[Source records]
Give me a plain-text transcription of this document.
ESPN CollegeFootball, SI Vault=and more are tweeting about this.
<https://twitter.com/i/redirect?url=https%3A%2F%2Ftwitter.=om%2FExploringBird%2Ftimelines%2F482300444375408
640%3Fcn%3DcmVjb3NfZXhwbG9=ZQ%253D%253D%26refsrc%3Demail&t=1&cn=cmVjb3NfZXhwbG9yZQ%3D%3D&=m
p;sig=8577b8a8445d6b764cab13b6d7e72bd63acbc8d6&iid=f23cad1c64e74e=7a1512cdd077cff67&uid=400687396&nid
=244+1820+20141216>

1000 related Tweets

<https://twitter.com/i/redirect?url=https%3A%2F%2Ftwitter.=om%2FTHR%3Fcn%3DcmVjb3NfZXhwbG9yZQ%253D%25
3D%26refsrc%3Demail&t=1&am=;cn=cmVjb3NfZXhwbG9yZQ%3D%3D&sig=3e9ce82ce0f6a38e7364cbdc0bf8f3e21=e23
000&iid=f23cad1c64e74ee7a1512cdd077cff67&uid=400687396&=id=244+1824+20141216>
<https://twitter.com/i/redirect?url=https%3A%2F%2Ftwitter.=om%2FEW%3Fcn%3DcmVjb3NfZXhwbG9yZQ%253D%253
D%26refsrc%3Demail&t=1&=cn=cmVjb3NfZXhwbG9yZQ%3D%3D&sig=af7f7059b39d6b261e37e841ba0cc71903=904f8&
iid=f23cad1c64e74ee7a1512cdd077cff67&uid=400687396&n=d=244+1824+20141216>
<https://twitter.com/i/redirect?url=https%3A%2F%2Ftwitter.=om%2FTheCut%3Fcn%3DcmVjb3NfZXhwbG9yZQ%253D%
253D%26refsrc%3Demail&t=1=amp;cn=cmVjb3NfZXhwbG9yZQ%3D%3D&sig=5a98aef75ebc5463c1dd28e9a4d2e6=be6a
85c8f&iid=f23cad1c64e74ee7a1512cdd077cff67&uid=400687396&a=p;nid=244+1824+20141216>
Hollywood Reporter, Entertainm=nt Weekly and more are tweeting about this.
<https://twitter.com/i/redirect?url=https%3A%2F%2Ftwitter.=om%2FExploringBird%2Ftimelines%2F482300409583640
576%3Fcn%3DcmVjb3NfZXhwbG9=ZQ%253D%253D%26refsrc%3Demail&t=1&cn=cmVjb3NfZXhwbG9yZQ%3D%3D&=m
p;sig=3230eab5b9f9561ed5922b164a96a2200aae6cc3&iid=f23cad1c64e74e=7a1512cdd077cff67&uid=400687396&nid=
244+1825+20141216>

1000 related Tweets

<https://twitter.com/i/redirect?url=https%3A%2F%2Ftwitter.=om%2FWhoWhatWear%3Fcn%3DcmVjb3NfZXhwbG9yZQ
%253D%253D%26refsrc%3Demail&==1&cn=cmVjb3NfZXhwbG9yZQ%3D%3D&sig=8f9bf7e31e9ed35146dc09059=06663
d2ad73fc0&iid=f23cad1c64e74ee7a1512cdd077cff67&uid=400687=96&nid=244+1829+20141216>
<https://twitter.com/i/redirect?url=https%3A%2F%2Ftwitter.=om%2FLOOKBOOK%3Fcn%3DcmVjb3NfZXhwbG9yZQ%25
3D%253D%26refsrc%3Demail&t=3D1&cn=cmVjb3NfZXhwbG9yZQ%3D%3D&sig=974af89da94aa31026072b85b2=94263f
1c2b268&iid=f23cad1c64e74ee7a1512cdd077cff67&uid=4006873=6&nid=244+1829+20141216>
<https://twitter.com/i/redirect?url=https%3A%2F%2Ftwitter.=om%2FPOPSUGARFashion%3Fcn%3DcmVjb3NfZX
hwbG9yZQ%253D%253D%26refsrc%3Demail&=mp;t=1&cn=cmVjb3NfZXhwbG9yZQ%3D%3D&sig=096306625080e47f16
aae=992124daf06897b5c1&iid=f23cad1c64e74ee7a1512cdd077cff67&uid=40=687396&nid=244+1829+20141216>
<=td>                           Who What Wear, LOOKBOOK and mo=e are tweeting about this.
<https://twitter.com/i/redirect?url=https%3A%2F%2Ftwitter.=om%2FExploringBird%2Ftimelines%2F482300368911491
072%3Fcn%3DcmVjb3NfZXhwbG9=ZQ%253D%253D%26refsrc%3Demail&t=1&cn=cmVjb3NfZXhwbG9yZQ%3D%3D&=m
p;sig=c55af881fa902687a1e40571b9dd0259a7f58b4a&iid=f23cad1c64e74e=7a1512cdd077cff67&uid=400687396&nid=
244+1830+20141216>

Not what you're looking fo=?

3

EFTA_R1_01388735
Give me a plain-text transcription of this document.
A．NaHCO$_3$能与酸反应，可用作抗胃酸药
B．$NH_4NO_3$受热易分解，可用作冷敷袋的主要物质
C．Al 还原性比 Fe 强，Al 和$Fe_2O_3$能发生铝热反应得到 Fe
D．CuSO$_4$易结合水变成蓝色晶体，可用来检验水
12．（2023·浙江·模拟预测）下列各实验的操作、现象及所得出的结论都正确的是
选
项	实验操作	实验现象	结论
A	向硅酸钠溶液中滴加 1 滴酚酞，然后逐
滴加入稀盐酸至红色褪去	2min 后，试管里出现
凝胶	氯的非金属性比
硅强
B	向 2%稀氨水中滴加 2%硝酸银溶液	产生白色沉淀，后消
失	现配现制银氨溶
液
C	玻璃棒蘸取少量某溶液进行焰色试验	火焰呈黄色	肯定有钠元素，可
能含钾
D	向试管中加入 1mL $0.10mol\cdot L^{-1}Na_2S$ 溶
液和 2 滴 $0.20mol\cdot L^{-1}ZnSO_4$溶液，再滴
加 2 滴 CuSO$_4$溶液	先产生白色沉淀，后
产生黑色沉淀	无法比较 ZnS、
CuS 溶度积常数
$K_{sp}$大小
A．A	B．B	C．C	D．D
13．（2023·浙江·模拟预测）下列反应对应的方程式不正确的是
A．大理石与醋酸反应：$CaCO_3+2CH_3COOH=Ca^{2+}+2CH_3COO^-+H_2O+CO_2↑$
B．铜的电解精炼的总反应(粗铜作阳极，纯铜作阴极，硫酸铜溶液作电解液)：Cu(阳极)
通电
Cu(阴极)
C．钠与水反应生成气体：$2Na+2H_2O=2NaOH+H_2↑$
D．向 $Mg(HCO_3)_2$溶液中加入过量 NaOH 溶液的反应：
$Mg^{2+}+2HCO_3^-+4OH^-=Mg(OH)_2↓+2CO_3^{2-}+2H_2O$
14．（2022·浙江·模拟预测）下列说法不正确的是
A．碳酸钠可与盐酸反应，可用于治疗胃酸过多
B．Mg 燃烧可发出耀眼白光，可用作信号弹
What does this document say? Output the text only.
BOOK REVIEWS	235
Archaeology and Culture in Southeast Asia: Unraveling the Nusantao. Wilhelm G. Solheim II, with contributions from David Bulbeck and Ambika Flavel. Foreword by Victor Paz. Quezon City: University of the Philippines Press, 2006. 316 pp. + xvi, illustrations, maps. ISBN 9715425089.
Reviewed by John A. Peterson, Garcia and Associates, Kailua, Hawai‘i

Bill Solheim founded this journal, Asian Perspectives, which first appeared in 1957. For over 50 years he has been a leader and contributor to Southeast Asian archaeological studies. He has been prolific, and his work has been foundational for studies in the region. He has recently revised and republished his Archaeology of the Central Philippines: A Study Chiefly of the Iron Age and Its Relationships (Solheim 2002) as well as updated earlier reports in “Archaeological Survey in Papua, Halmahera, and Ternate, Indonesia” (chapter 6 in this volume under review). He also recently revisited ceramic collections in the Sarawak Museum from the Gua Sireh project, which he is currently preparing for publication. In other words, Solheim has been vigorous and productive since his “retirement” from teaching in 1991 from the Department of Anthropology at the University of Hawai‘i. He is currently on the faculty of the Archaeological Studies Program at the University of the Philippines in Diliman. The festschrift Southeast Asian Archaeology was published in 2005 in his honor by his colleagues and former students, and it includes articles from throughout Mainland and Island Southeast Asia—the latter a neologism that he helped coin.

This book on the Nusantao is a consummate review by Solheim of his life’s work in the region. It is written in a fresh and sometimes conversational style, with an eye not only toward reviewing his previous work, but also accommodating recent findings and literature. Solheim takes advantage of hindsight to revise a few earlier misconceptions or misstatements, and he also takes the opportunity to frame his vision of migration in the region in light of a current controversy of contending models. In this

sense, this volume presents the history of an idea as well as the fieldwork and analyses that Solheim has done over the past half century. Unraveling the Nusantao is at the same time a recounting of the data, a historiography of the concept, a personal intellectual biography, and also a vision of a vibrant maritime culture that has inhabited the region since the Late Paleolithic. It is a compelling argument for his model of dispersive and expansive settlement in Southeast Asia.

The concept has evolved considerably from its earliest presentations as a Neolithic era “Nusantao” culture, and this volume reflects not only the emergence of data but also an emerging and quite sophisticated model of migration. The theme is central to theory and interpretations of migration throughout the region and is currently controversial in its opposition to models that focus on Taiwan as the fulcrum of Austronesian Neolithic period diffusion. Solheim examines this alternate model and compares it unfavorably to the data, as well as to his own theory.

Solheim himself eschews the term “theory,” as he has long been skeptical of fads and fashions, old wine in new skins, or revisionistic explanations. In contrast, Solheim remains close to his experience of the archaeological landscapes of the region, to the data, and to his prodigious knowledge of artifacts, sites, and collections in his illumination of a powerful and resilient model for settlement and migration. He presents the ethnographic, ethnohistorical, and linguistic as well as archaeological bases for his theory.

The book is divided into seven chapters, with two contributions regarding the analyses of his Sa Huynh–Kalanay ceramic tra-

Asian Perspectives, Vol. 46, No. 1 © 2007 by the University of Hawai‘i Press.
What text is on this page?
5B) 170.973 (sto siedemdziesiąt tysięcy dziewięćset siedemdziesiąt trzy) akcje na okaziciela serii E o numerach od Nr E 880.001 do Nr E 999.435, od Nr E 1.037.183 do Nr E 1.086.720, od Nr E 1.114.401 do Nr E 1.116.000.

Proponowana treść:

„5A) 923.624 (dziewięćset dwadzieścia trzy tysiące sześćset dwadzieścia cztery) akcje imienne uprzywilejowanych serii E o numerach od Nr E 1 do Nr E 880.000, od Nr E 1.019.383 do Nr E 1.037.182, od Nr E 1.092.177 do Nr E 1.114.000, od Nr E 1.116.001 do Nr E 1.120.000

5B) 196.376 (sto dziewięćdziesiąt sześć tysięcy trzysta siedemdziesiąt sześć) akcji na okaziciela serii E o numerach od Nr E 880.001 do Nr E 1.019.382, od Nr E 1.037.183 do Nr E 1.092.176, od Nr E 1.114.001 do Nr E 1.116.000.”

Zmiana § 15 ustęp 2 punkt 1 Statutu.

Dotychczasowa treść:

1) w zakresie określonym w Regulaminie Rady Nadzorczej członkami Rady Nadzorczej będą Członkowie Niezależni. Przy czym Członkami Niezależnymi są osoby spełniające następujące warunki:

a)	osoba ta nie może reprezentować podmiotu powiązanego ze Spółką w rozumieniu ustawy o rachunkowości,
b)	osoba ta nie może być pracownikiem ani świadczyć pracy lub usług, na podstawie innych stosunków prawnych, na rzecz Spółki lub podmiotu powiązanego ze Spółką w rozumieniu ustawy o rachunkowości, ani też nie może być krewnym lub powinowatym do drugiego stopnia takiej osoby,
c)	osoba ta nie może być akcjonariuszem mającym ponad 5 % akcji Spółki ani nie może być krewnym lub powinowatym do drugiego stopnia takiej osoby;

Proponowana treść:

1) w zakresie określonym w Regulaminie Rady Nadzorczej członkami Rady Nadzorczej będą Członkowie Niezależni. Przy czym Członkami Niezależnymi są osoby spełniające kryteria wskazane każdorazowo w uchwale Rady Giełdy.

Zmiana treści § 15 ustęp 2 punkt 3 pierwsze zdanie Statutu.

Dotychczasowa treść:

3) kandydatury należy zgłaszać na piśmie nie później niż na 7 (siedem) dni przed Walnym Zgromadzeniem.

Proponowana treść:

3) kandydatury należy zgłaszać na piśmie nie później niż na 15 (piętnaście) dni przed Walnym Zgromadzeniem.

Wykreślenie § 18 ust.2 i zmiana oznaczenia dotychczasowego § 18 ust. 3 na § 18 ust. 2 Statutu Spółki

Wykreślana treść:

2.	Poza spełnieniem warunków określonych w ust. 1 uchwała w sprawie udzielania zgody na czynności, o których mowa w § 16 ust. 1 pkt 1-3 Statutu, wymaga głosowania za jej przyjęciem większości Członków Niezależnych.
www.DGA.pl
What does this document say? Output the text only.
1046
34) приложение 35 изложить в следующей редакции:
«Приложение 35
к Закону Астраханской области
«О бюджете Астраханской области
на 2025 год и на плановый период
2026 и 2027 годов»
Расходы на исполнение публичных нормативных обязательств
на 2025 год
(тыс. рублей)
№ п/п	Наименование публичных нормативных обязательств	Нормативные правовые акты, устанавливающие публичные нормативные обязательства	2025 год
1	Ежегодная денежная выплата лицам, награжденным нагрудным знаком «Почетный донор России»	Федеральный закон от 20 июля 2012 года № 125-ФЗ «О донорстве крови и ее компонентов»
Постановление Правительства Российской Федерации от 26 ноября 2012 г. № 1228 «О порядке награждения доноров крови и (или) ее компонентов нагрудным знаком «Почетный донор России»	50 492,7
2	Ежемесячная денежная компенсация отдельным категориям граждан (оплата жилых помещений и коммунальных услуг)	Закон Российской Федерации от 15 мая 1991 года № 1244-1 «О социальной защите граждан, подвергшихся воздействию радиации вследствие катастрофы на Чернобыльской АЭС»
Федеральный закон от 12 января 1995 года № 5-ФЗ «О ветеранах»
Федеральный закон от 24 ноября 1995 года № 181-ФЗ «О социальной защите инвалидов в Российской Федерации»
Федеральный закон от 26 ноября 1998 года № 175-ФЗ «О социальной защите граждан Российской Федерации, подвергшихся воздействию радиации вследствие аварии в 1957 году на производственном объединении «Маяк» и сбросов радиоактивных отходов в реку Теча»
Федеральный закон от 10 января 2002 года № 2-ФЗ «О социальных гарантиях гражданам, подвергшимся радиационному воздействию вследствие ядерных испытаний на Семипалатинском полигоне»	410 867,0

EXERCISE INSTRUCTIONS: Identify and list each line with the word "contributions".

EXERCISE ANSWER:
Archaeology and Culture in Southeast Asia: Unraveling the Nusantao. Wilhelm G. Solheim II, with contributions from David Bulbeck and Ambika Flavel. Foreword by Victor Paz. Quezon City: University of the Philippines Press, 2006. 316 pp. + xvi, illustrations, maps. ISBN 9715425089.
The book is divided into seven chapters, with two contributions regarding the analyses of his Sa Huynh–Kalanay ceramic tra-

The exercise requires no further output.